* [EXERCISE AIM]
Count every line in the entries that contains "name". Report that count alone.

* [EXCERPTED RECORDS]
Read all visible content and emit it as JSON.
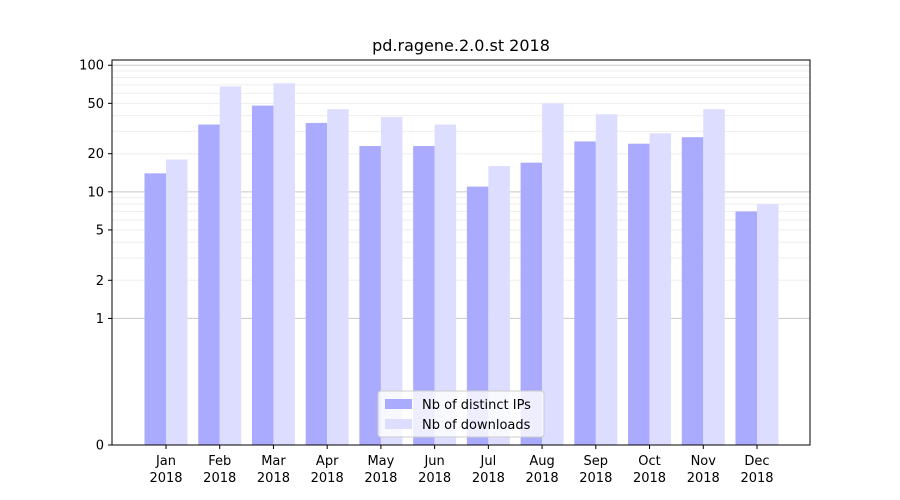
{
  "chart_data": {
    "type": "bar",
    "title": "pd.ragene.2.0.st 2018",
    "xlabel": "",
    "ylabel": "",
    "yscale": "symlog",
    "ylim": [
      0,
      110
    ],
    "yticks": [
      0,
      1,
      2,
      5,
      10,
      20,
      50,
      100
    ],
    "ytick_labels": [
      "0",
      "1",
      "2",
      "5",
      "10",
      "20",
      "50",
      "100"
    ],
    "categories": [
      "Jan",
      "Feb",
      "Mar",
      "Apr",
      "May",
      "Jun",
      "Jul",
      "Aug",
      "Sep",
      "Oct",
      "Nov",
      "Dec"
    ],
    "category_years": [
      "2018",
      "2018",
      "2018",
      "2018",
      "2018",
      "2018",
      "2018",
      "2018",
      "2018",
      "2018",
      "2018",
      "2018"
    ],
    "series": [
      {
        "name": "Nb of distinct IPs",
        "color": "#aaaaff",
        "values": [
          14,
          34,
          48,
          35,
          23,
          23,
          11,
          17,
          25,
          24,
          27,
          7
        ]
      },
      {
        "name": "Nb of downloads",
        "color": "#ddddff",
        "values": [
          18,
          68,
          72,
          45,
          39,
          34,
          16,
          50,
          41,
          29,
          45,
          8
        ]
      }
    ],
    "legend_position": "bottom-center"
  }
}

* [SOLVED EXERCISE]
2